▶ _RECORD EXTRACTS_

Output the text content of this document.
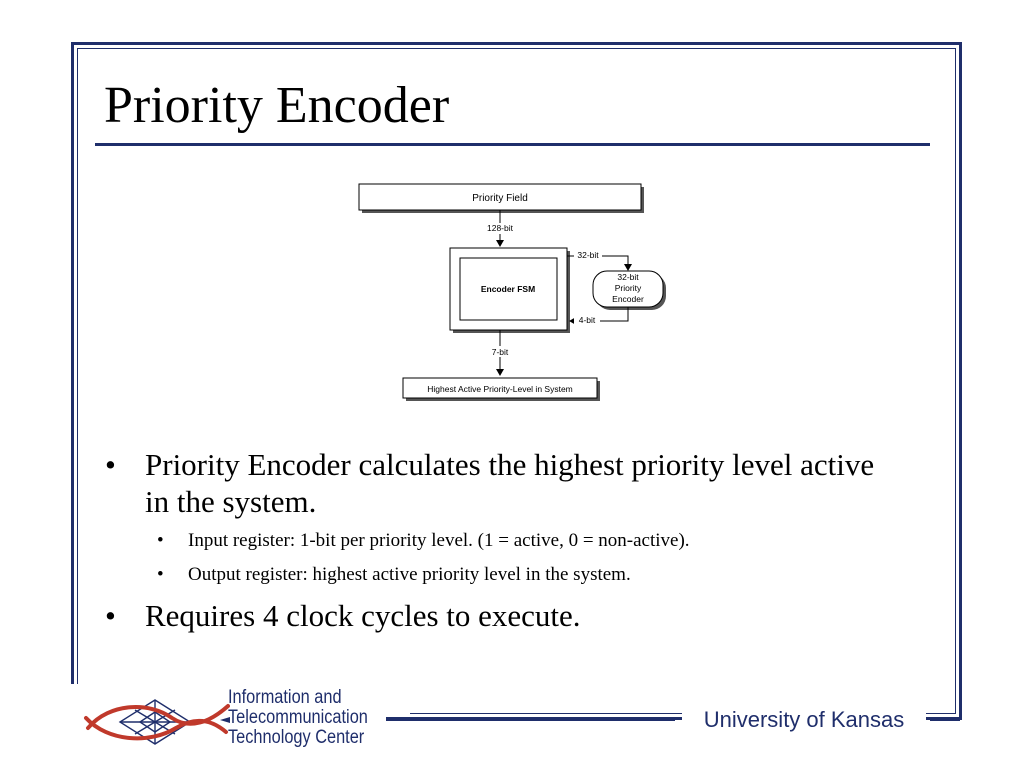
Priority Encoder
Priority Field
128-bit
Encoder FSM
32-bit
32-bit
Priority
Encoder
4-bit
7-bit
Highest Active Priority-Level in System
• Priority Encoder calculates the highest priority level active in the system.
• Input register: 1-bit per priority level. (1 = active, 0 = non-active).
• Output register: highest active priority level in the system.
• Requires 4 clock cycles to execute.
Information and
Telecommunication
Technology Center
University of Kansas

▶ _TASK DESCRIPTION_
Tally the lines of the records holding the word "register", then state only the tally.

▶ _TASK RESULT_
2